* Problem details *
For the records that follow, return only the count of lines containing the string "szenior".

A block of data
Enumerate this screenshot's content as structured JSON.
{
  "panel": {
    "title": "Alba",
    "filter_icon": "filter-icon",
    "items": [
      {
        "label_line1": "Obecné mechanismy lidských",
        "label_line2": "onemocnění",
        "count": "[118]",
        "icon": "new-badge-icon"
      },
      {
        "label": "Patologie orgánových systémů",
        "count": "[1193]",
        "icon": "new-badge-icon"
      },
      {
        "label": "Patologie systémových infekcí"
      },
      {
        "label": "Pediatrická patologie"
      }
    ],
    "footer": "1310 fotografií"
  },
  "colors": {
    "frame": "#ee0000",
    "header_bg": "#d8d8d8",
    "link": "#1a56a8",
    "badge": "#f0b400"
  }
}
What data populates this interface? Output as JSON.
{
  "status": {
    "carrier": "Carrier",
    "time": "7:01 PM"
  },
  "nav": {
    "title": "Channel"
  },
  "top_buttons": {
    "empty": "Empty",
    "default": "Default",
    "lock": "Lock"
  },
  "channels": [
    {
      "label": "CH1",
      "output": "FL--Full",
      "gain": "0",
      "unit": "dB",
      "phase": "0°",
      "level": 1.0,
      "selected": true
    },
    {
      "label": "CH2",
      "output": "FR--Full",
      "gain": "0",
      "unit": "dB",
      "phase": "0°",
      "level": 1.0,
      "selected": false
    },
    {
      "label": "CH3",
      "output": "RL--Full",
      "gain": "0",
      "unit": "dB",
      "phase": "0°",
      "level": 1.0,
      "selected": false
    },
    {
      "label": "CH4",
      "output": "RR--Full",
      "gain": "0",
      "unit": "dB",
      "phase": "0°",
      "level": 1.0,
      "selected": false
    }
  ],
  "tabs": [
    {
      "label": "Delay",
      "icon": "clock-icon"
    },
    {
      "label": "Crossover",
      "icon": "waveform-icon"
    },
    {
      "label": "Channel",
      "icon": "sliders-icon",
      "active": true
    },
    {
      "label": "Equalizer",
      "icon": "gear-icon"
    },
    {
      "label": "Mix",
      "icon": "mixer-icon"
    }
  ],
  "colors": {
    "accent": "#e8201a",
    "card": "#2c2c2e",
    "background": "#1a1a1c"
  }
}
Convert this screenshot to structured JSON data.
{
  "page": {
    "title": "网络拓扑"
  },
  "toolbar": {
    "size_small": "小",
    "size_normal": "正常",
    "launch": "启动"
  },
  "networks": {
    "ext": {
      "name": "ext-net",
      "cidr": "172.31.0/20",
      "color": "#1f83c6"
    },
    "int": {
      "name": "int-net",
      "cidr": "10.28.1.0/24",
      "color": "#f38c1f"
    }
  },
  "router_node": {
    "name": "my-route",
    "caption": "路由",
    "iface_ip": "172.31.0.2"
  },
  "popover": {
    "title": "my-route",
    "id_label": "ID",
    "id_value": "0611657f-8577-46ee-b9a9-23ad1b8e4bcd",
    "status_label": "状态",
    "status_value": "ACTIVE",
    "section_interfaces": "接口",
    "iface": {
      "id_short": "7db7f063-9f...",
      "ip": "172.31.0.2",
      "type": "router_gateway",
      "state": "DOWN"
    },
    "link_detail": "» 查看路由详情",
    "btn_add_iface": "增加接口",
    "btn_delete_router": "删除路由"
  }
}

==

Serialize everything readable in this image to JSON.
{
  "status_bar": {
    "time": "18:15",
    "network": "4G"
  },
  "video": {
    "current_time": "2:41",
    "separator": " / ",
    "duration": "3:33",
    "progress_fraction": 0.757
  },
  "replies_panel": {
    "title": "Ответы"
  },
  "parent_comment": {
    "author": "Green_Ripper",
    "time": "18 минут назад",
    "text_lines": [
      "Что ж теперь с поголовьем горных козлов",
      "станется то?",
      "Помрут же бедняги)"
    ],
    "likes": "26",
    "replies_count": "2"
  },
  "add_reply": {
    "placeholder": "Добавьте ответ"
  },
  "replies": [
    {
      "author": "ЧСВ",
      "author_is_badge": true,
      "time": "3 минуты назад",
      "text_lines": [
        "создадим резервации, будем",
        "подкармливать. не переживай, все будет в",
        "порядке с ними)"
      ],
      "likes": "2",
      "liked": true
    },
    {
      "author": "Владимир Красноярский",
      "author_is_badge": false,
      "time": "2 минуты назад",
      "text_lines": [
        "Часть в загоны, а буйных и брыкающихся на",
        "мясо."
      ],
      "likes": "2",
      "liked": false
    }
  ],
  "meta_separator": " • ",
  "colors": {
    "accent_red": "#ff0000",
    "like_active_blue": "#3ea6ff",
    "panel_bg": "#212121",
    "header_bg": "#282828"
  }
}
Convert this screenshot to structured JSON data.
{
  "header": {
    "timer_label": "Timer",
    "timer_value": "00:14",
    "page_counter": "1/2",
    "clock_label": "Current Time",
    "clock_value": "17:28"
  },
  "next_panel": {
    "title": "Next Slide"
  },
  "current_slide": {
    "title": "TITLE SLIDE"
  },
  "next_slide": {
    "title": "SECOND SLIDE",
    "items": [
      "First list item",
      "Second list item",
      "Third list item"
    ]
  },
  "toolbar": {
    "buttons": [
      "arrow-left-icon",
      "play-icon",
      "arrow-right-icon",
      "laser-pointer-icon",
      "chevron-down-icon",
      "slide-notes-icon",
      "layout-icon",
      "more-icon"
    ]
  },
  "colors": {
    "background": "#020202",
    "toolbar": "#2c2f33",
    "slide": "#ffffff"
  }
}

---

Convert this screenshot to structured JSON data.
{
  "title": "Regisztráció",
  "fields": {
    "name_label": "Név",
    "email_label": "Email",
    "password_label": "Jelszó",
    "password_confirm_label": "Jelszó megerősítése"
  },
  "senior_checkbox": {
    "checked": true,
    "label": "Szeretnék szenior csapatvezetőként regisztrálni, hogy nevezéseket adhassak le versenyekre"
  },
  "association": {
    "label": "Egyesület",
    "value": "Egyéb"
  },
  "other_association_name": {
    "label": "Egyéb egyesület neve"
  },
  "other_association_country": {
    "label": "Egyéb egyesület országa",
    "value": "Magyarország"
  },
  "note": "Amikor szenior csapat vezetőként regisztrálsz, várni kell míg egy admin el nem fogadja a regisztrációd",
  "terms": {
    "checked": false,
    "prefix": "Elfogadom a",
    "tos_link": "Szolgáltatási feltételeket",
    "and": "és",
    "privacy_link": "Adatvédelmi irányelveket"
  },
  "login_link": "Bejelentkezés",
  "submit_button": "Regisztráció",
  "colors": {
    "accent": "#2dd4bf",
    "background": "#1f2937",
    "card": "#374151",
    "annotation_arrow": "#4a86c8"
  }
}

* Written solution *
2